▶ **DATA ENTRIES**
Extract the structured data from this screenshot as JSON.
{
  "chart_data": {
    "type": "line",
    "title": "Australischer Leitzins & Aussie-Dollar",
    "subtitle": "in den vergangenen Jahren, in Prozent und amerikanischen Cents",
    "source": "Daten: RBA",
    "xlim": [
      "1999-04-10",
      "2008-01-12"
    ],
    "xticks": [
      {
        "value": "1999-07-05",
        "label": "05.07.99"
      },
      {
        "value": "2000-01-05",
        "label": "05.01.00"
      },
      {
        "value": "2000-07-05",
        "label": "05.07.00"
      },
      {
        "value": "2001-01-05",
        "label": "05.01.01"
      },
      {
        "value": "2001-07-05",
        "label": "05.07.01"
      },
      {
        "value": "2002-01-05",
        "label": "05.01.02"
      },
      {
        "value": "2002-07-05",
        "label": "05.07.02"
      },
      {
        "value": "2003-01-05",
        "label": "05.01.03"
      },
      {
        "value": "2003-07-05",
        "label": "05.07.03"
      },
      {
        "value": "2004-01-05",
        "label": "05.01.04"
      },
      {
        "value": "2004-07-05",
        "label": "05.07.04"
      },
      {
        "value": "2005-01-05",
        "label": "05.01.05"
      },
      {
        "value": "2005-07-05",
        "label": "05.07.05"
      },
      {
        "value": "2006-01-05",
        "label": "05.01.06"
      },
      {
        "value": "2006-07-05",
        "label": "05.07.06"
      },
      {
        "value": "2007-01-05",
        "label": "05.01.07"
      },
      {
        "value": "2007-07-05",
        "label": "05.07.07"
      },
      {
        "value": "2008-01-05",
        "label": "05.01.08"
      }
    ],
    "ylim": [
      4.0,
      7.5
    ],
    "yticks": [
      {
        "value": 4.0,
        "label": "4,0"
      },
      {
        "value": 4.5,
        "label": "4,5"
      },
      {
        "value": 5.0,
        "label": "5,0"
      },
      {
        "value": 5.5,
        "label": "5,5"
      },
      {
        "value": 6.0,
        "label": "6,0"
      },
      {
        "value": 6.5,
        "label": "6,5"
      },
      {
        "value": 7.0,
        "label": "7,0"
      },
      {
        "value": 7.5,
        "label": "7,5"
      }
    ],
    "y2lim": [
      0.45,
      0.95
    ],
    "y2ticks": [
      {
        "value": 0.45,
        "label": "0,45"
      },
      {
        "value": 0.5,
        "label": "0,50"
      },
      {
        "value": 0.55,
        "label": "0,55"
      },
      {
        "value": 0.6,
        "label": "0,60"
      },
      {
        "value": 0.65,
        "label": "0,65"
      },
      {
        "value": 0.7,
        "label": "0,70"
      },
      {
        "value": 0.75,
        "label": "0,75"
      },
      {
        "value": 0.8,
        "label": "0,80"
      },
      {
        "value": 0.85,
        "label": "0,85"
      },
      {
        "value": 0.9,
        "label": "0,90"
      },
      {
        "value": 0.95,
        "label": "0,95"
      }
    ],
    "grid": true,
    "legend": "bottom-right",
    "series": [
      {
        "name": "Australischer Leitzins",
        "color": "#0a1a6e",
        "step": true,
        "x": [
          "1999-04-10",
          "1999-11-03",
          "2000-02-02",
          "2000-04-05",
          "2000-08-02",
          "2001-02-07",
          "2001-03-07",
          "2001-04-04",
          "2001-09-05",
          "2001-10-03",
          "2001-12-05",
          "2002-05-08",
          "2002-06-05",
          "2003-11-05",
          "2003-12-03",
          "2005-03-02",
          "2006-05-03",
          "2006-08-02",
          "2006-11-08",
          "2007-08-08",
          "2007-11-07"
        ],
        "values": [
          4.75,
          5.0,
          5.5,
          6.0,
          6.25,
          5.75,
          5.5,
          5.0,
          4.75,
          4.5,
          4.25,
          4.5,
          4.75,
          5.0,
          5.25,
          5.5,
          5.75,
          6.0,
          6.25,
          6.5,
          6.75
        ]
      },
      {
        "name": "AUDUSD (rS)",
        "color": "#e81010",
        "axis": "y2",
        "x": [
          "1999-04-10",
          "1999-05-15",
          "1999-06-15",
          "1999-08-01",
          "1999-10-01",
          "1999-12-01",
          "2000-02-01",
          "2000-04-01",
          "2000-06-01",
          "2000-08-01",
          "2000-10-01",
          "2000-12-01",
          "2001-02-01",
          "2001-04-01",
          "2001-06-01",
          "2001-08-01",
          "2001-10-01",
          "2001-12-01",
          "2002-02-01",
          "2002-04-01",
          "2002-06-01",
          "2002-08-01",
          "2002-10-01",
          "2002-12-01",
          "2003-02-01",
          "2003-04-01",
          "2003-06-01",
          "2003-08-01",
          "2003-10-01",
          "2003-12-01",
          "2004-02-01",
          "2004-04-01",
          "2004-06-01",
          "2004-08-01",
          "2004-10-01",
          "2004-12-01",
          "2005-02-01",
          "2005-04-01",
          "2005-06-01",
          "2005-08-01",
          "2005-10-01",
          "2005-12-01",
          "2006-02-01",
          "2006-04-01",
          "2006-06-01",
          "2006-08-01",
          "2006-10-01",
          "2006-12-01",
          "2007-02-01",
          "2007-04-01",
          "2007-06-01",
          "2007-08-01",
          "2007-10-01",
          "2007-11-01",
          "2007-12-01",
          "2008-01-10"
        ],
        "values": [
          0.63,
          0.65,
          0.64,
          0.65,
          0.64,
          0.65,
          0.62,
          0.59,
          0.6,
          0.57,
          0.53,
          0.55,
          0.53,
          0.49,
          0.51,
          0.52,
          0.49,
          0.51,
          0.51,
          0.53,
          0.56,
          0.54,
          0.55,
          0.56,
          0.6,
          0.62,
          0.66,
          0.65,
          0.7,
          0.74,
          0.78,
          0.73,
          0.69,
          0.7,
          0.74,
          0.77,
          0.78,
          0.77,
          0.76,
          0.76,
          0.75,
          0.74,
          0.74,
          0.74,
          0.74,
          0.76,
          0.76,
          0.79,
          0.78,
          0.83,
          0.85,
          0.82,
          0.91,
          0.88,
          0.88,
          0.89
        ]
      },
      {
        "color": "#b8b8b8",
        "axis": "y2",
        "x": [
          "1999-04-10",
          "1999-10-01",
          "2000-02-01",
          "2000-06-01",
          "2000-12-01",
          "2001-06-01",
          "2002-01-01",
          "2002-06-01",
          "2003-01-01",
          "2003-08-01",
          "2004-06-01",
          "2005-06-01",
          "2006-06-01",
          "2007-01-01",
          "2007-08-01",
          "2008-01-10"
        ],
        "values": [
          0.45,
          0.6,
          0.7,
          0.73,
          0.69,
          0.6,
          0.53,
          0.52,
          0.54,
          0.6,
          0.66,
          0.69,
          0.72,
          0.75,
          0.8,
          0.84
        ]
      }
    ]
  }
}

▶ **EXERCISE AIM**
Repeat the records exactly, including every line.

▶ **TASK ANSWER**
Extract the structured data from this screenshot as JSON.
{
  "chart_data": {
    "type": "line",
    "title": "Australischer Leitzins & Aussie-Dollar",
    "subtitle": "in den vergangenen Jahren, in Prozent und amerikanischen Cents",
    "source": "Daten: RBA",
    "xlim": [
      "1999-04-10",
      "2008-01-12"
    ],
    "xticks": [
      {
        "value": "1999-07-05",
        "label": "05.07.99"
      },
      {
        "value": "2000-01-05",
        "label": "05.01.00"
      },
      {
        "value": "2000-07-05",
        "label": "05.07.00"
      },
      {
        "value": "2001-01-05",
        "label": "05.01.01"
      },
      {
        "value": "2001-07-05",
        "label": "05.07.01"
      },
      {
        "value": "2002-01-05",
        "label": "05.01.02"
      },
      {
        "value": "2002-07-05",
        "label": "05.07.02"
      },
      {
        "value": "2003-01-05",
        "label": "05.01.03"
      },
      {
        "value": "2003-07-05",
        "label": "05.07.03"
      },
      {
        "value": "2004-01-05",
        "label": "05.01.04"
      },
      {
        "value": "2004-07-05",
        "label": "05.07.04"
      },
      {
        "value": "2005-01-05",
        "label": "05.01.05"
      },
      {
        "value": "2005-07-05",
        "label": "05.07.05"
      },
      {
        "value": "2006-01-05",
        "label": "05.01.06"
      },
      {
        "value": "2006-07-05",
        "label": "05.07.06"
      },
      {
        "value": "2007-01-05",
        "label": "05.01.07"
      },
      {
        "value": "2007-07-05",
        "label": "05.07.07"
      },
      {
        "value": "2008-01-05",
        "label": "05.01.08"
      }
    ],
    "ylim": [
      4.0,
      7.5
    ],
    "yticks": [
      {
        "value": 4.0,
        "label": "4,0"
      },
      {
        "value": 4.5,
        "label": "4,5"
      },
      {
        "value": 5.0,
        "label": "5,0"
      },
      {
        "value": 5.5,
        "label": "5,5"
      },
      {
        "value": 6.0,
        "label": "6,0"
      },
      {
        "value": 6.5,
        "label": "6,5"
      },
      {
        "value": 7.0,
        "label": "7,0"
      },
      {
        "value": 7.5,
        "label": "7,5"
      }
    ],
    "y2lim": [
      0.45,
      0.95
    ],
    "y2ticks": [
      {
        "value": 0.45,
        "label": "0,45"
      },
      {
        "value": 0.5,
        "label": "0,50"
      },
      {
        "value": 0.55,
        "label": "0,55"
      },
      {
        "value": 0.6,
        "label": "0,60"
      },
      {
        "value": 0.65,
        "label": "0,65"
      },
      {
        "value": 0.7,
        "label": "0,70"
      },
      {
        "value": 0.75,
        "label": "0,75"
      },
      {
        "value": 0.8,
        "label": "0,80"
      },
      {
        "value": 0.85,
        "label": "0,85"
      },
      {
        "value": 0.9,
        "label": "0,90"
      },
      {
        "value": 0.95,
        "label": "0,95"
      }
    ],
    "grid": true,
    "legend": "bottom-right",
    "series": [
      {
        "name": "Australischer Leitzins",
        "color": "#0a1a6e",
        "step": true,
        "x": [
          "1999-04-10",
          "1999-11-03",
          "2000-02-02",
          "2000-04-05",
          "2000-08-02",
          "2001-02-07",
          "2001-03-07",
          "2001-04-04",
          "2001-09-05",
          "2001-10-03",
          "2001-12-05",
          "2002-05-08",
          "2002-06-05",
          "2003-11-05",
          "2003-12-03",
          "2005-03-02",
          "2006-05-03",
          "2006-08-02",
          "2006-11-08",
          "2007-08-08",
          "2007-11-07"
        ],
        "values": [
          4.75,
          5.0,
          5.5,
          6.0,
          6.25,
          5.75,
          5.5,
          5.0,
          4.75,
          4.5,
          4.25,
          4.5,
          4.75,
          5.0,
          5.25,
          5.5,
          5.75,
          6.0,
          6.25,
          6.5,
          6.75
        ]
      },
      {
        "name": "AUDUSD (rS)",
        "color": "#e81010",
        "axis": "y2",
        "x": [
          "1999-04-10",
          "1999-05-15",
          "1999-06-15",
          "1999-08-01",
          "1999-10-01",
          "1999-12-01",
          "2000-02-01",
          "2000-04-01",
          "2000-06-01",
          "2000-08-01",
          "2000-10-01",
          "2000-12-01",
          "2001-02-01",
          "2001-04-01",
          "2001-06-01",
          "2001-08-01",
          "2001-10-01",
          "2001-12-01",
          "2002-02-01",
          "2002-04-01",
          "2002-06-01",
          "2002-08-01",
          "2002-10-01",
          "2002-12-01",
          "2003-02-01",
          "2003-04-01",
          "2003-06-01",
          "2003-08-01",
          "2003-10-01",
          "2003-12-01",
          "2004-02-01",
          "2004-04-01",
          "2004-06-01",
          "2004-08-01",
          "2004-10-01",
          "2004-12-01",
          "2005-02-01",
          "2005-04-01",
          "2005-06-01",
          "2005-08-01",
          "2005-10-01",
          "2005-12-01",
          "2006-02-01",
          "2006-04-01",
          "2006-06-01",
          "2006-08-01",
          "2006-10-01",
          "2006-12-01",
          "2007-02-01",
          "2007-04-01",
          "2007-06-01",
          "2007-08-01",
          "2007-10-01",
          "2007-11-01",
          "2007-12-01",
          "2008-01-10"
        ],
        "values": [
          0.63,
          0.65,
          0.64,
          0.65,
          0.64,
          0.65,
          0.62,
          0.59,
          0.6,
          0.57,
          0.53,
          0.55,
          0.53,
          0.49,
          0.51,
          0.52,
          0.49,
          0.51,
          0.51,
          0.53,
          0.56,
          0.54,
          0.55,
          0.56,
          0.6,
          0.62,
          0.66,
          0.65,
          0.7,
          0.74,
          0.78,
          0.73,
          0.69,
          0.7,
          0.74,
          0.77,
          0.78,
          0.77,
          0.76,
          0.76,
          0.75,
          0.74,
          0.74,
          0.74,
          0.74,
          0.76,
          0.76,
          0.79,
          0.78,
          0.83,
          0.85,
          0.82,
          0.91,
          0.88,
          0.88,
          0.89
        ]
      },
      {
        "color": "#b8b8b8",
        "axis": "y2",
        "x": [
          "1999-04-10",
          "1999-10-01",
          "2000-02-01",
          "2000-06-01",
          "2000-12-01",
          "2001-06-01",
          "2002-01-01",
          "2002-06-01",
          "2003-01-01",
          "2003-08-01",
          "2004-06-01",
          "2005-06-01",
          "2006-06-01",
          "2007-01-01",
          "2007-08-01",
          "2008-01-10"
        ],
        "values": [
          0.45,
          0.6,
          0.7,
          0.73,
          0.69,
          0.6,
          0.53,
          0.52,
          0.54,
          0.6,
          0.66,
          0.69,
          0.72,
          0.75,
          0.8,
          0.84
        ]
      }
    ]
  }
}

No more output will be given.